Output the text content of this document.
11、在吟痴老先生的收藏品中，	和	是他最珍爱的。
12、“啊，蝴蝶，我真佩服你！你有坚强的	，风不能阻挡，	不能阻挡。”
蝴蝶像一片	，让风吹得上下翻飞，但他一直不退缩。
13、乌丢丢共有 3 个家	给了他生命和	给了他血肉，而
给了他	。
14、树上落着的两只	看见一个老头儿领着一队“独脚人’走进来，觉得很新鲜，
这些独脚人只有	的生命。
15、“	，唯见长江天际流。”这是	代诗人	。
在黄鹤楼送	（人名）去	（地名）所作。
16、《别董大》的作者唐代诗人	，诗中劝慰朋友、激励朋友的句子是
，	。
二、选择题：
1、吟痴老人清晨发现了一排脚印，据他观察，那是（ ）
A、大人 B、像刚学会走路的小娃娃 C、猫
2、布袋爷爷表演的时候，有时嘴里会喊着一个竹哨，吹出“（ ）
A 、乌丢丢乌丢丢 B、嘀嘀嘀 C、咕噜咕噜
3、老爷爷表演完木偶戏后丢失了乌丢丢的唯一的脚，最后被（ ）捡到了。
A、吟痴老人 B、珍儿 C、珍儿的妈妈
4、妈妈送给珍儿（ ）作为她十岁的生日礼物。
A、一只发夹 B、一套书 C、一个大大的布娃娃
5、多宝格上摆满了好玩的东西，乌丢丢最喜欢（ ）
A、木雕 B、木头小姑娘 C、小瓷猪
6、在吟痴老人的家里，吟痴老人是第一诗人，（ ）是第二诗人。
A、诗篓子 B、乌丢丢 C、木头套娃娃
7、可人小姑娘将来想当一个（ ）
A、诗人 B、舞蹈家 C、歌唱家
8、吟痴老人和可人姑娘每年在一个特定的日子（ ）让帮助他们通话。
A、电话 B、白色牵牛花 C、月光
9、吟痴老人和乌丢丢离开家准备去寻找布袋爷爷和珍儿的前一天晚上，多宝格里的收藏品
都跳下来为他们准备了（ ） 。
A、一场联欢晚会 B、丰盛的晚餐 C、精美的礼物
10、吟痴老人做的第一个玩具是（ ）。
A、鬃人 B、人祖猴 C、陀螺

=======

WHAT IS ASKED: Nothing should be left out: repeat all of the data exactly.

OUTPUT FOR THIS EXERCISE:
Output the text content of this document.
11、在吟痴老先生的收藏品中，	和	是他最珍爱的。
12、“啊，蝴蝶，我真佩服你！你有坚强的	，风不能阻挡，	不能阻挡。”
蝴蝶像一片	，让风吹得上下翻飞，但他一直不退缩。
13、乌丢丢共有 3 个家	给了他生命和	给了他血肉，而
给了他	。
14、树上落着的两只	看见一个老头儿领着一队“独脚人’走进来，觉得很新鲜，
这些独脚人只有	的生命。
15、“	，唯见长江天际流。”这是	代诗人	。
在黄鹤楼送	（人名）去	（地名）所作。
16、《别董大》的作者唐代诗人	，诗中劝慰朋友、激励朋友的句子是
，	。
二、选择题：
1、吟痴老人清晨发现了一排脚印，据他观察，那是（ ）
A、大人 B、像刚学会走路的小娃娃 C、猫
2、布袋爷爷表演的时候，有时嘴里会喊着一个竹哨，吹出“（ ）
A 、乌丢丢乌丢丢 B、嘀嘀嘀 C、咕噜咕噜
3、老爷爷表演完木偶戏后丢失了乌丢丢的唯一的脚，最后被（ ）捡到了。
A、吟痴老人 B、珍儿 C、珍儿的妈妈
4、妈妈送给珍儿（ ）作为她十岁的生日礼物。
A、一只发夹 B、一套书 C、一个大大的布娃娃
5、多宝格上摆满了好玩的东西，乌丢丢最喜欢（ ）
A、木雕 B、木头小姑娘 C、小瓷猪
6、在吟痴老人的家里，吟痴老人是第一诗人，（ ）是第二诗人。
A、诗篓子 B、乌丢丢 C、木头套娃娃
7、可人小姑娘将来想当一个（ ）
A、诗人 B、舞蹈家 C、歌唱家
8、吟痴老人和可人姑娘每年在一个特定的日子（ ）让帮助他们通话。
A、电话 B、白色牵牛花 C、月光
9、吟痴老人和乌丢丢离开家准备去寻找布袋爷爷和珍儿的前一天晚上，多宝格里的收藏品
都跳下来为他们准备了（ ） 。
A、一场联欢晚会 B、丰盛的晚餐 C、精美的礼物
10、吟痴老人做的第一个玩具是（ ）。
A、鬃人 B、人祖猴 C、陀螺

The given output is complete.